» **Written instruction**
Each line below that contains "this" counts once; report the total and nothing more.

» **Records**
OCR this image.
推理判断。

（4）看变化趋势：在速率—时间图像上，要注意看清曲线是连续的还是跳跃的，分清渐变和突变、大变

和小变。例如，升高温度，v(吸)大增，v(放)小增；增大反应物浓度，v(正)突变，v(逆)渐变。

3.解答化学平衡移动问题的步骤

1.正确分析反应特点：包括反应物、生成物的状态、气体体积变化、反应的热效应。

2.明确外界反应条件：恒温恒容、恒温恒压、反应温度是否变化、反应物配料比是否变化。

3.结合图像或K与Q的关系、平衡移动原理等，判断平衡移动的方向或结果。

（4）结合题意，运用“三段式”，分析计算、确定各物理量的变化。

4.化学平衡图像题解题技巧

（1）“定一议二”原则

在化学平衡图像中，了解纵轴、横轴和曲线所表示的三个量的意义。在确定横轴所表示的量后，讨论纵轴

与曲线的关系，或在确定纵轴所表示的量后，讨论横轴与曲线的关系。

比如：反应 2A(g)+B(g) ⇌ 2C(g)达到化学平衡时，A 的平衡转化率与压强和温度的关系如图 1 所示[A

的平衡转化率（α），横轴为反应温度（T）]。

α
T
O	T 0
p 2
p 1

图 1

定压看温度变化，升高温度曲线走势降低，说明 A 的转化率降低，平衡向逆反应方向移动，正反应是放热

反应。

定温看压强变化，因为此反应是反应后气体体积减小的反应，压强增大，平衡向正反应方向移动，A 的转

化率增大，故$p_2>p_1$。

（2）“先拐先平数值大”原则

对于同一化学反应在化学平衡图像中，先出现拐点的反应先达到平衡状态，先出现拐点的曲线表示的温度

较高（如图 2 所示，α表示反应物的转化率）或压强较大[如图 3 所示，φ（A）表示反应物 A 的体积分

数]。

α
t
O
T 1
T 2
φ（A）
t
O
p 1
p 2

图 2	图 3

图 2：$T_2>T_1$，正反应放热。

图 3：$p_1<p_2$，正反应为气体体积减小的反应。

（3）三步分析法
...
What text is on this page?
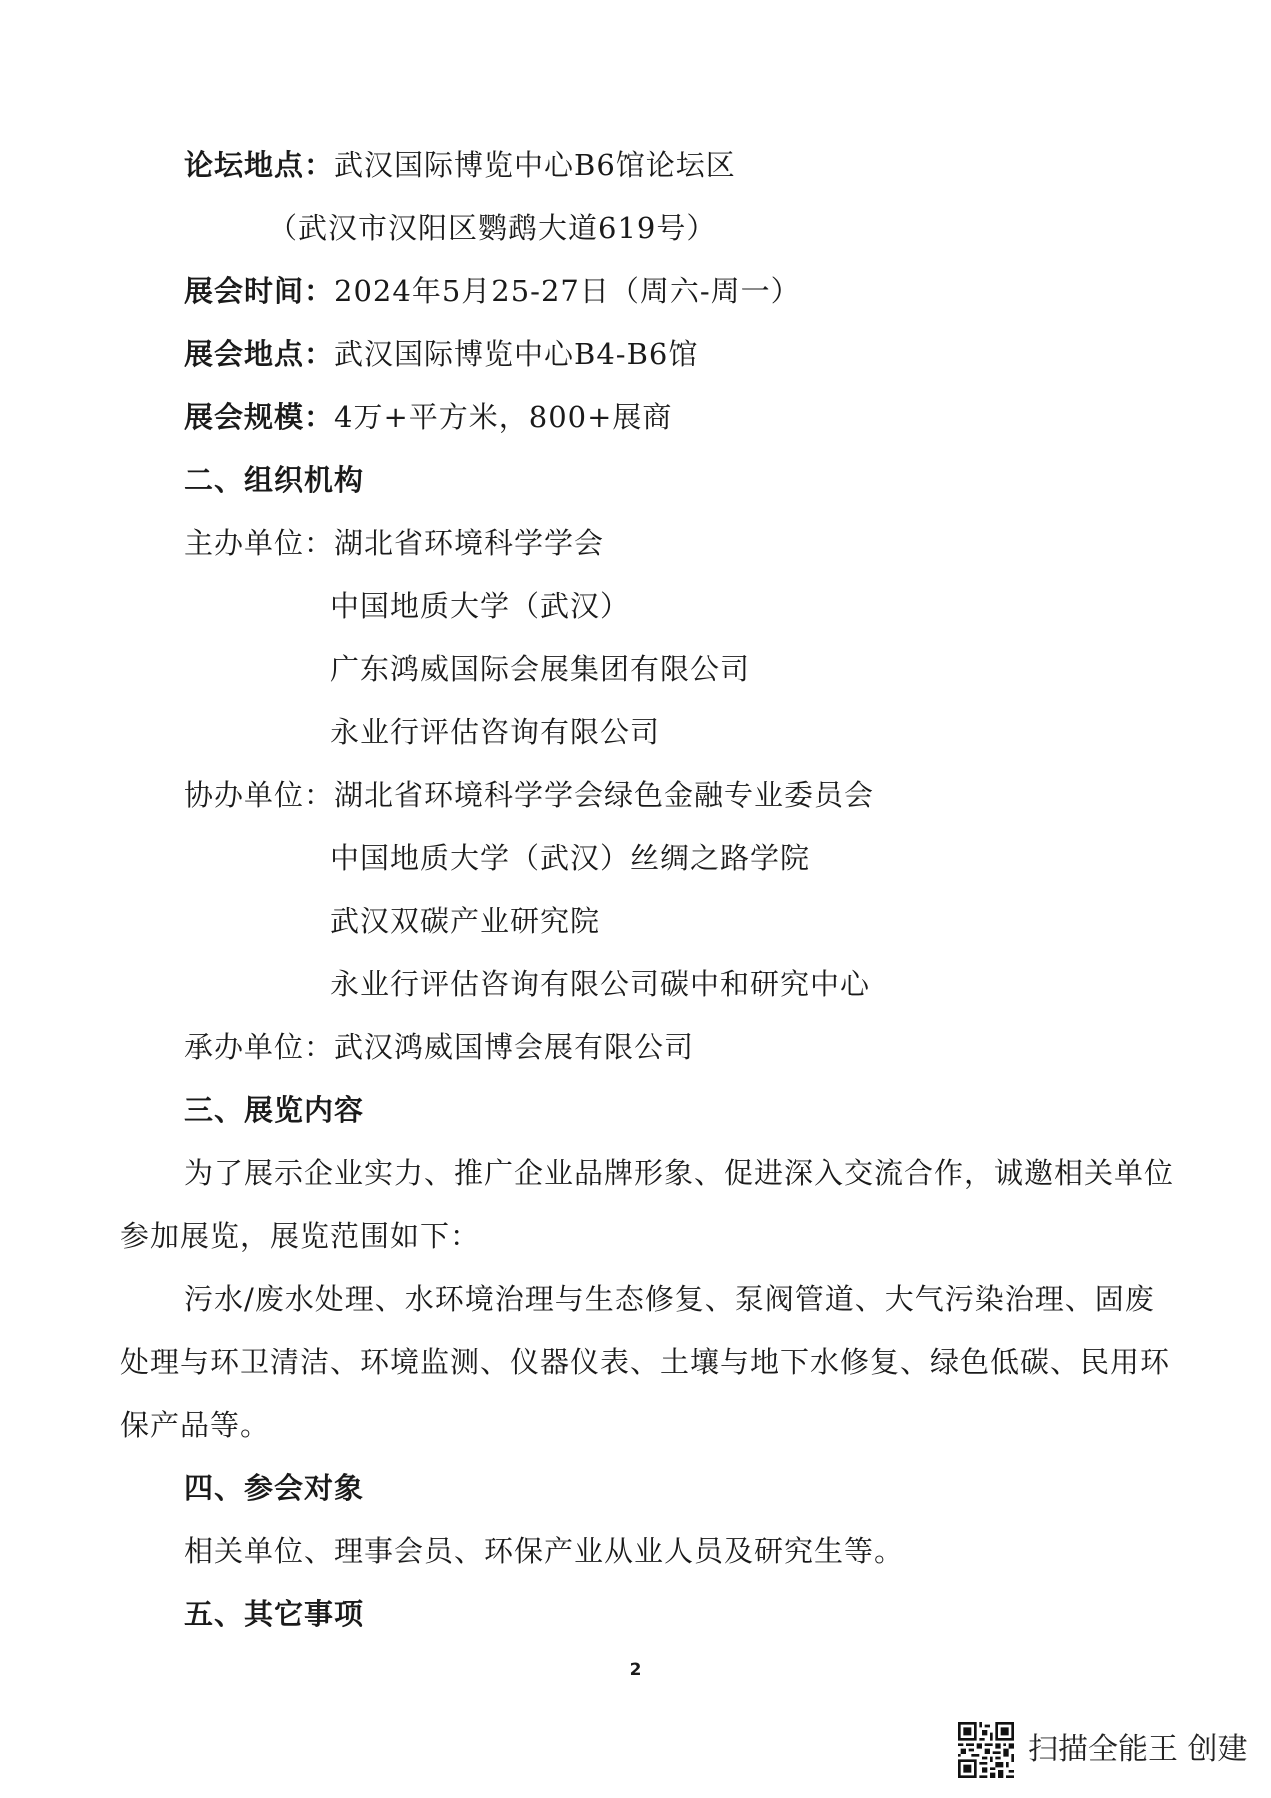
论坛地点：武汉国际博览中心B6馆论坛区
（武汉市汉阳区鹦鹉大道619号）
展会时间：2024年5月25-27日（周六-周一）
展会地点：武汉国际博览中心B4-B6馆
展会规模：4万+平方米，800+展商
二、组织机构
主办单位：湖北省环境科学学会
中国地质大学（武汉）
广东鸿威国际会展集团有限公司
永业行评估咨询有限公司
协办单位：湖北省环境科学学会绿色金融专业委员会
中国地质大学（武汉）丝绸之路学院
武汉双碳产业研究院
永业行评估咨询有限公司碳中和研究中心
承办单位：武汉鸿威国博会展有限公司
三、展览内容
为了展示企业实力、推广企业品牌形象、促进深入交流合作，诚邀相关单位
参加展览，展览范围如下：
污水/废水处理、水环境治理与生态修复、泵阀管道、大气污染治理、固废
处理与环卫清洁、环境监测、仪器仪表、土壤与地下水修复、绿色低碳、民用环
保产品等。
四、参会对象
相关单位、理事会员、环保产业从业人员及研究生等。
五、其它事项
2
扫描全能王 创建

» **Correct response**
2